• _Problem statement_: Write out the material again word for word, dropping any images it holds.

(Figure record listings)
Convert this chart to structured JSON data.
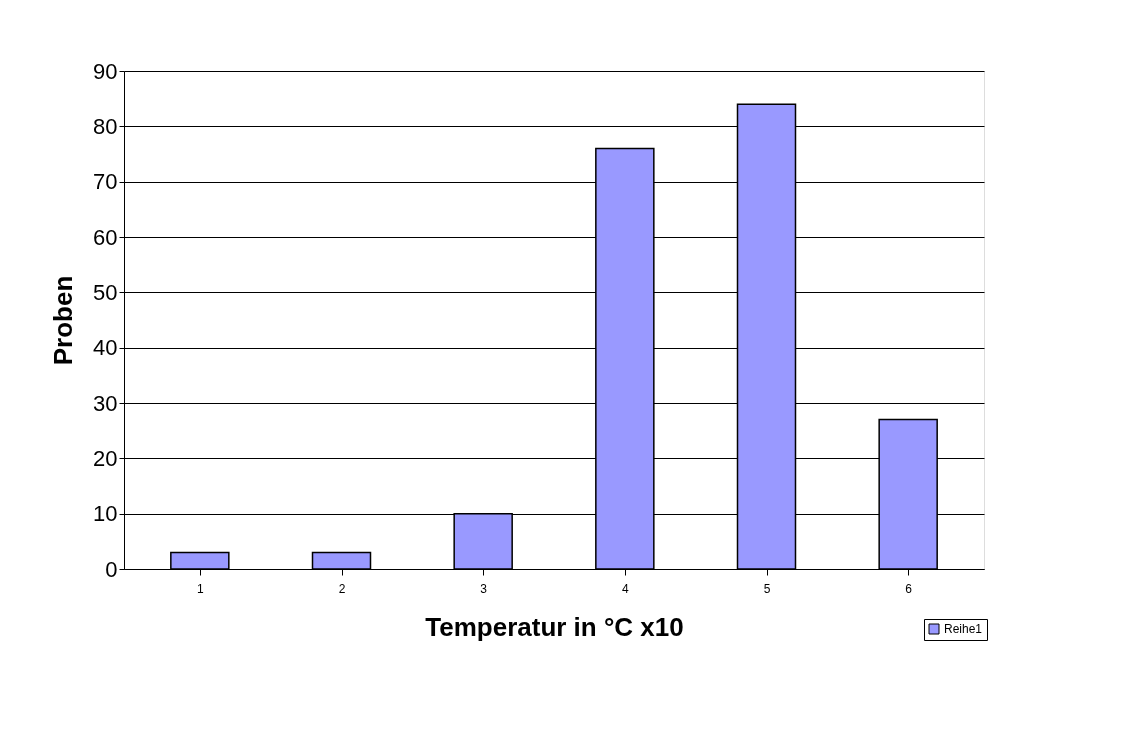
{
  "chart_data": {
    "type": "bar",
    "xlabel": "Temperatur in °C x10",
    "ylabel": "Proben",
    "categories": [
      "1",
      "2",
      "3",
      "4",
      "5",
      "6"
    ],
    "series": [
      {
        "name": "Reihe1",
        "color": "#9999ff",
        "values": [
          3,
          3,
          10,
          76,
          84,
          27
        ]
      }
    ],
    "ylim": [
      0,
      90
    ],
    "yticks": [
      0,
      10,
      20,
      30,
      40,
      50,
      60,
      70,
      80,
      90
    ],
    "grid": "y",
    "legend": "bottom right"
  }
}
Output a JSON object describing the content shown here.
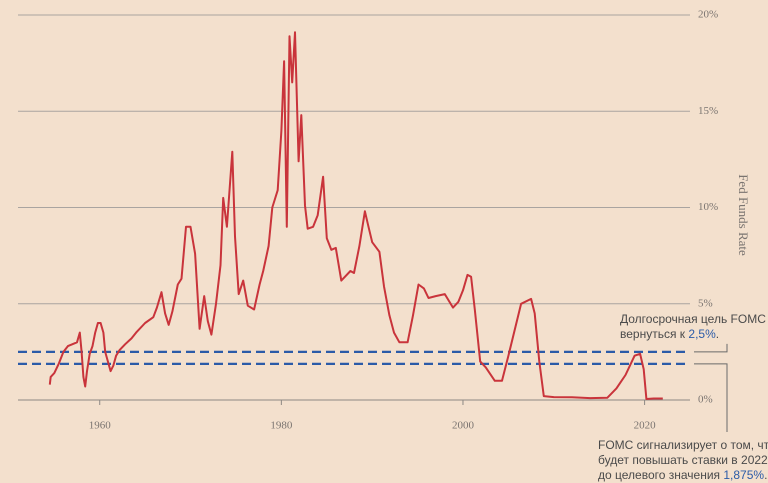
{
  "chart_data": {
    "type": "line",
    "y_label": "Fed Funds Rate",
    "x": [
      1954.5,
      1954.6,
      1955,
      1955.5,
      1956,
      1956.5,
      1957,
      1957.5,
      1957.8,
      1958,
      1958.2,
      1958.4,
      1958.6,
      1958.9,
      1959.2,
      1959.5,
      1959.8,
      1960.1,
      1960.4,
      1960.6,
      1960.9,
      1961.2,
      1961.5,
      1961.8,
      1962.2,
      1962.8,
      1963.5,
      1964,
      1965,
      1965.9,
      1966.3,
      1966.8,
      1967.2,
      1967.6,
      1968,
      1968.6,
      1969,
      1969.5,
      1970,
      1970.5,
      1971,
      1971.5,
      1971.9,
      1972.3,
      1972.8,
      1973.3,
      1973.6,
      1974,
      1974.6,
      1974.9,
      1975.3,
      1975.8,
      1976.3,
      1977,
      1977.6,
      1978,
      1978.6,
      1979,
      1979.6,
      1980,
      1980.3,
      1980.6,
      1980.9,
      1981.2,
      1981.5,
      1981.9,
      1982.2,
      1982.6,
      1982.9,
      1983.5,
      1984,
      1984.6,
      1985,
      1985.5,
      1986,
      1986.6,
      1987,
      1987.6,
      1988,
      1988.6,
      1989.2,
      1989.6,
      1990,
      1990.8,
      1991.3,
      1991.9,
      1992.4,
      1993,
      1993.9,
      1994.5,
      1995.1,
      1995.7,
      1996.2,
      1997,
      1998,
      1998.9,
      1999.5,
      2000,
      2000.5,
      2000.9,
      2001.3,
      2001.9,
      2002.5,
      2003.5,
      2004.3,
      2005,
      2006.4,
      2007.5,
      2007.9,
      2008.4,
      2008.9,
      2010,
      2012,
      2014,
      2015.9,
      2016.9,
      2017.9,
      2018.9,
      2019.5,
      2019.9,
      2020.2,
      2021,
      2022
    ],
    "values": [
      0.8,
      1.2,
      1.4,
      1.9,
      2.5,
      2.8,
      2.9,
      3.0,
      3.5,
      2.5,
      1.2,
      0.7,
      1.5,
      2.4,
      2.8,
      3.5,
      4.0,
      4.0,
      3.5,
      2.5,
      2.0,
      1.5,
      1.8,
      2.3,
      2.6,
      2.9,
      3.2,
      3.5,
      4.0,
      4.3,
      4.8,
      5.6,
      4.5,
      3.9,
      4.6,
      6.0,
      6.3,
      9.0,
      9.0,
      7.6,
      3.7,
      5.4,
      4.1,
      3.4,
      5.0,
      7.0,
      10.5,
      9.0,
      12.9,
      8.5,
      5.5,
      6.2,
      4.9,
      4.7,
      6.0,
      6.7,
      8.0,
      10.0,
      10.9,
      14.0,
      17.6,
      9.0,
      18.9,
      16.5,
      19.1,
      12.4,
      14.8,
      10.1,
      8.9,
      9.0,
      9.6,
      11.6,
      8.4,
      7.8,
      7.9,
      6.2,
      6.4,
      6.7,
      6.6,
      8.0,
      9.8,
      9.0,
      8.2,
      7.7,
      5.9,
      4.4,
      3.5,
      3.0,
      3.0,
      4.4,
      6.0,
      5.8,
      5.3,
      5.4,
      5.5,
      4.8,
      5.1,
      5.7,
      6.5,
      6.4,
      4.7,
      2.0,
      1.7,
      1.0,
      1.0,
      2.3,
      5.0,
      5.25,
      4.5,
      2.0,
      0.2,
      0.15,
      0.14,
      0.1,
      0.12,
      0.6,
      1.3,
      2.3,
      2.4,
      1.6,
      0.05,
      0.08,
      0.08
    ],
    "color": "#c9343b",
    "xlim": [
      1951,
      2025
    ],
    "ylim": [
      0,
      20
    ],
    "xticks": [
      1960,
      1980,
      2000,
      2020
    ],
    "yticks": [
      {
        "value": 0,
        "label": "0%"
      },
      {
        "value": 5,
        "label": "5%"
      },
      {
        "value": 10,
        "label": "10%"
      },
      {
        "value": 15,
        "label": "15%"
      },
      {
        "value": 20,
        "label": "20%"
      }
    ],
    "grid": true,
    "reference_lines": [
      {
        "value": 2.5,
        "color": "#2b5ba8"
      },
      {
        "value": 1.875,
        "color": "#2b5ba8"
      }
    ],
    "annotations": [
      {
        "lines": [
          "Долгосрочная цель FOMC",
          "вернуться к "
        ],
        "highlight": "2,5%",
        "suffix": "."
      },
      {
        "lines": [
          "FOMC сигнализирует о том, что",
          "будет повышать ставки в 2022",
          "до целевого значения "
        ],
        "highlight": "1,875%",
        "suffix": "."
      }
    ]
  }
}
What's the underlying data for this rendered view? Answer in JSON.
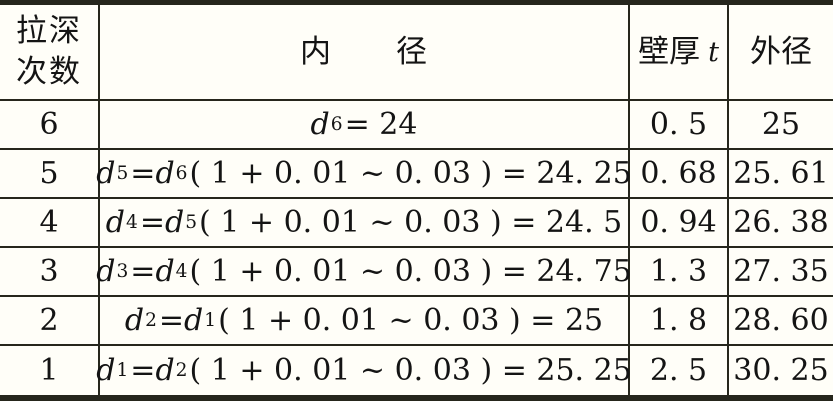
{
  "table": {
    "headers": {
      "pass_line1": "拉深",
      "pass_line2": "次数",
      "inner": "内　　径",
      "thickness_zh": "壁厚",
      "thickness_var": "t",
      "outer": "外径"
    },
    "rows": [
      {
        "pass": "6",
        "formula": "d_6 = 24",
        "t": "0. 5",
        "outer": "25"
      },
      {
        "pass": "5",
        "formula": "d_5 = d_6 ( 1 + 0. 01 ~ 0. 03 ) = 24. 25",
        "t": "0. 68",
        "outer": "25. 61"
      },
      {
        "pass": "4",
        "formula": "d_4 = d_5 ( 1 + 0. 01 ~ 0. 03 ) = 24. 5",
        "t": "0. 94",
        "outer": "26. 38"
      },
      {
        "pass": "3",
        "formula": "d_3 = d_4 ( 1 + 0. 01 ~ 0. 03 ) = 24. 75",
        "t": "1. 3",
        "outer": "27. 35"
      },
      {
        "pass": "2",
        "formula": "d_2 = d_1 ( 1 + 0. 01 ~ 0. 03 ) = 25",
        "t": "1. 8",
        "outer": "28. 60"
      },
      {
        "pass": "1",
        "formula": "d_1 = d_2 ( 1 + 0. 01 ~ 0. 03 ) = 25. 25",
        "t": "2. 5",
        "outer": "30. 25"
      }
    ],
    "colors": {
      "border": "#26261c",
      "text": "#141414",
      "background": "#fffef8"
    }
  }
}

• _Written solution_:
Convert this chart to structured JSON data.
{
  "chart_data": {
    "type": "bar",
    "xlabel": "Temperatur in °C x10",
    "ylabel": "Proben",
    "categories": [
      "1",
      "2",
      "3",
      "4",
      "5",
      "6"
    ],
    "series": [
      {
        "name": "Reihe1",
        "color": "#9999ff",
        "values": [
          3,
          3,
          10,
          76,
          84,
          27
        ]
      }
    ],
    "ylim": [
      0,
      90
    ],
    "yticks": [
      0,
      10,
      20,
      30,
      40,
      50,
      60,
      70,
      80,
      90
    ],
    "grid": "y",
    "legend": "bottom right"
  }
}
Output a JSON object describing the content shown here.
{
  "chart_data": {
    "type": "line",
    "y_label": "Fed Funds Rate",
    "x": [
      1954.5,
      1954.6,
      1955,
      1955.5,
      1956,
      1956.5,
      1957,
      1957.5,
      1957.8,
      1958,
      1958.2,
      1958.4,
      1958.6,
      1958.9,
      1959.2,
      1959.5,
      1959.8,
      1960.1,
      1960.4,
      1960.6,
      1960.9,
      1961.2,
      1961.5,
      1961.8,
      1962.2,
      1962.8,
      1963.5,
      1964,
      1965,
      1965.9,
      1966.3,
      1966.8,
      1967.2,
      1967.6,
      1968,
      1968.6,
      1969,
      1969.5,
      1970,
      1970.5,
      1971,
      1971.5,
      1971.9,
      1972.3,
      1972.8,
      1973.3,
      1973.6,
      1974,
      1974.6,
      1974.9,
      1975.3,
      1975.8,
      1976.3,
      1977,
      1977.6,
      1978,
      1978.6,
      1979,
      1979.6,
      1980,
      1980.3,
      1980.6,
      1980.9,
      1981.2,
      1981.5,
      1981.9,
      1982.2,
      1982.6,
      1982.9,
      1983.5,
      1984,
      1984.6,
      1985,
      1985.5,
      1986,
      1986.6,
      1987,
      1987.6,
      1988,
      1988.6,
      1989.2,
      1989.6,
      1990,
      1990.8,
      1991.3,
      1991.9,
      1992.4,
      1993,
      1993.9,
      1994.5,
      1995.1,
      1995.7,
      1996.2,
      1997,
      1998,
      1998.9,
      1999.5,
      2000,
      2000.5,
      2000.9,
      2001.3,
      2001.9,
      2002.5,
      2003.5,
      2004.3,
      2005,
      2006.4,
      2007.5,
      2007.9,
      2008.4,
      2008.9,
      2010,
      2012,
      2014,
      2015.9,
      2016.9,
      2017.9,
      2018.9,
      2019.5,
      2019.9,
      2020.2,
      2021,
      2022
    ],
    "values": [
      0.8,
      1.2,
      1.4,
      1.9,
      2.5,
      2.8,
      2.9,
      3.0,
      3.5,
      2.5,
      1.2,
      0.7,
      1.5,
      2.4,
      2.8,
      3.5,
      4.0,
      4.0,
      3.5,
      2.5,
      2.0,
      1.5,
      1.8,
      2.3,
      2.6,
      2.9,
      3.2,
      3.5,
      4.0,
      4.3,
      4.8,
      5.6,
      4.5,
      3.9,
      4.6,
      6.0,
      6.3,
      9.0,
      9.0,
      7.6,
      3.7,
      5.4,
      4.1,
      3.4,
      5.0,
      7.0,
      10.5,
      9.0,
      12.9,
      8.5,
      5.5,
      6.2,
      4.9,
      4.7,
      6.0,
      6.7,
      8.0,
      10.0,
      10.9,
      14.0,
      17.6,
      9.0,
      18.9,
      16.5,
      19.1,
      12.4,
      14.8,
      10.1,
      8.9,
      9.0,
      9.6,
      11.6,
      8.4,
      7.8,
      7.9,
      6.2,
      6.4,
      6.7,
      6.6,
      8.0,
      9.8,
      9.0,
      8.2,
      7.7,
      5.9,
      4.4,
      3.5,
      3.0,
      3.0,
      4.4,
      6.0,
      5.8,
      5.3,
      5.4,
      5.5,
      4.8,
      5.1,
      5.7,
      6.5,
      6.4,
      4.7,
      2.0,
      1.7,
      1.0,
      1.0,
      2.3,
      5.0,
      5.25,
      4.5,
      2.0,
      0.2,
      0.15,
      0.14,
      0.1,
      0.12,
      0.6,
      1.3,
      2.3,
      2.4,
      1.6,
      0.05,
      0.08,
      0.08
    ],
    "color": "#c9343b",
    "xlim": [
      1951,
      2025
    ],
    "ylim": [
      0,
      20
    ],
    "xticks": [
      1960,
      1980,
      2000,
      2020
    ],
    "yticks": [
      {
        "value": 0,
        "label": "0%"
      },
      {
        "value": 5,
        "label": "5%"
      },
      {
        "value": 10,
        "label": "10%"
      },
      {
        "value": 15,
        "label": "15%"
      },
      {
        "value": 20,
        "label": "20%"
      }
    ],
    "grid": true,
    "reference_lines": [
      {
        "value": 2.5,
        "color": "#2b5ba8"
      },
      {
        "value": 1.875,
        "color": "#2b5ba8"
      }
    ],
    "annotations": [
      {
        "lines": [
          "Долгосрочная цель FOMC",
          "вернуться к "
        ],
        "highlight": "2,5%",
        "suffix": "."
      },
      {
        "lines": [
          "FOMC сигнализирует о том, что",
          "будет повышать ставки в 2022",
          "до целевого значения "
        ],
        "highlight": "1,875%",
        "suffix": "."
      }
    ]
  }
}
What's the underlying data for this rendered view? Answer in JSON.
{
  "table": {
    "headers": {
      "pass_line1": "拉深",
      "pass_line2": "次数",
      "inner": "内　　径",
      "thickness_zh": "壁厚",
      "thickness_var": "t",
      "outer": "外径"
    },
    "rows": [
      {
        "pass": "6",
        "formula": "d_6 = 24",
        "t": "0. 5",
        "outer": "25"
      },
      {
        "pass": "5",
        "formula": "d_5 = d_6 ( 1 + 0. 01 ~ 0. 03 ) = 24. 25",
        "t": "0. 68",
        "outer": "25. 61"
      },
      {
        "pass": "4",
        "formula": "d_4 = d_5 ( 1 + 0. 01 ~ 0. 03 ) = 24. 5",
        "t": "0. 94",
        "outer": "26. 38"
      },
      {
        "pass": "3",
        "formula": "d_3 = d_4 ( 1 + 0. 01 ~ 0. 03 ) = 24. 75",
        "t": "1. 3",
        "outer": "27. 35"
      },
      {
        "pass": "2",
        "formula": "d_2 = d_1 ( 1 + 0. 01 ~ 0. 03 ) = 25",
        "t": "1. 8",
        "outer": "28. 60"
      },
      {
        "pass": "1",
        "formula": "d_1 = d_2 ( 1 + 0. 01 ~ 0. 03 ) = 25. 25",
        "t": "2. 5",
        "outer": "30. 25"
      }
    ],
    "colors": {
      "border": "#26261c",
      "text": "#141414",
      "background": "#fffef8"
    }
  }
}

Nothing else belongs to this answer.